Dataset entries
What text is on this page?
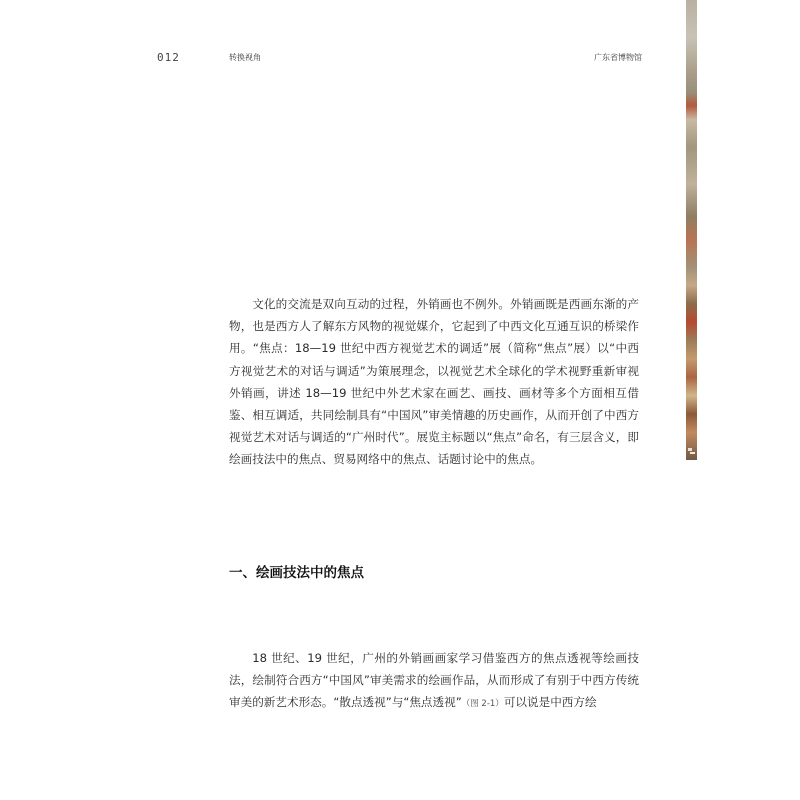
012	转换视角	广东省博物馆

文化的交流是双向互动的过程，外销画也不例外。外销画既是西画东渐的产物，也是西方人了解东方风物的视觉媒介，它起到了中西文化互通互识的桥梁作用。“焦点：18—19 世纪中西方视觉艺术的调适”展（简称“焦点”展）以“中西方视觉艺术的对话与调适”为策展理念，以视觉艺术全球化的学术视野重新审视外销画，讲述 18—19 世纪中外艺术家在画艺、画技、画材等多个方面相互借鉴、相互调适，共同绘制具有“中国风”审美情趣的历史画作，从而开创了中西方视觉艺术对话与调适的“广州时代”。展览主标题以“焦点”命名，有三层含义，即绘画技法中的焦点、贸易网络中的焦点、话题讨论中的焦点。

一、绘画技法中的焦点

18 世纪、19 世纪，广州的外销画画家学习借鉴西方的焦点透视等绘画技法，绘制符合西方“中国风”审美需求的绘画作品，从而形成了有别于中西方传统审美的新艺术形态。“散点透视”与“焦点透视”（图 2-1）可以说是中西方绘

Exercise description:
The pictures in the entries should be left out; output everything else exactly.

Output for this exercise:
What text is on this page?
012	转换视角	广东省博物馆

文化的交流是双向互动的过程，外销画也不例外。外销画既是西画东渐的产物，也是西方人了解东方风物的视觉媒介，它起到了中西文化互通互识的桥梁作用。“焦点：18—19 世纪中西方视觉艺术的调适”展（简称“焦点”展）以“中西方视觉艺术的对话与调适”为策展理念，以视觉艺术全球化的学术视野重新审视外销画，讲述 18—19 世纪中外艺术家在画艺、画技、画材等多个方面相互借鉴、相互调适，共同绘制具有“中国风”审美情趣的历史画作，从而开创了中西方视觉艺术对话与调适的“广州时代”。展览主标题以“焦点”命名，有三层含义，即绘画技法中的焦点、贸易网络中的焦点、话题讨论中的焦点。

一、绘画技法中的焦点

18 世纪、19 世纪，广州的外销画画家学习借鉴西方的焦点透视等绘画技法，绘制符合西方“中国风”审美需求的绘画作品，从而形成了有别于中西方传统审美的新艺术形态。“散点透视”与“焦点透视”（图 2-1）可以说是中西方绘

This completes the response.